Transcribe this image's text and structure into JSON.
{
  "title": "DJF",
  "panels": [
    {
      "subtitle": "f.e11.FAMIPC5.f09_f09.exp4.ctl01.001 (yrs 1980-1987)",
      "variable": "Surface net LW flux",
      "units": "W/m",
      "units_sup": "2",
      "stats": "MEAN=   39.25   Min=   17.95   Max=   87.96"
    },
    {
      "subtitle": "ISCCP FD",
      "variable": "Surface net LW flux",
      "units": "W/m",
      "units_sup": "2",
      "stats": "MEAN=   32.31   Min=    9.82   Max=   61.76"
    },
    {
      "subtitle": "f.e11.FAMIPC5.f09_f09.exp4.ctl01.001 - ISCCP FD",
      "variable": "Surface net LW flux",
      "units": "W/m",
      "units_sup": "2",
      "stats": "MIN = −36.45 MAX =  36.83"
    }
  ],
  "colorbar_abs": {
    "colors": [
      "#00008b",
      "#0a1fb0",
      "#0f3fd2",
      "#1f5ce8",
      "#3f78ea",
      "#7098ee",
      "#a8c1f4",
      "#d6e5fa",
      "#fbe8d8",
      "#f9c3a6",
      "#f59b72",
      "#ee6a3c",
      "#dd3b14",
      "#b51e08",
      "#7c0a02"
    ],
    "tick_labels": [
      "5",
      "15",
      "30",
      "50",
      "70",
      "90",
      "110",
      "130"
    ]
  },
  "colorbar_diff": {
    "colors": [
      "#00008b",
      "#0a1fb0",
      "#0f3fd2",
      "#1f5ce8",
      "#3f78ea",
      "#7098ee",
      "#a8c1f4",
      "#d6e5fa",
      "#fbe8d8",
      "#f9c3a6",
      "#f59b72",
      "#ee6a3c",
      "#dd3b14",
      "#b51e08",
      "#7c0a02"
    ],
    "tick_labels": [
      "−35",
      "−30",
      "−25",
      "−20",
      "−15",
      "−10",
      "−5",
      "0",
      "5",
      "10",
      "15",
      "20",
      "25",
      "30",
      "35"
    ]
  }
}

● ● ● ● ● ● ●

**The problem**
From the entries above, list each line with "stats" in it.

**Output for this task**
      "stats": "MEAN=   39.25   Min=   17.95   Max=   87.96"
      "stats": "MEAN=   32.31   Min=    9.82   Max=   61.76"
      "stats": "MIN = −36.45 MAX =  36.83"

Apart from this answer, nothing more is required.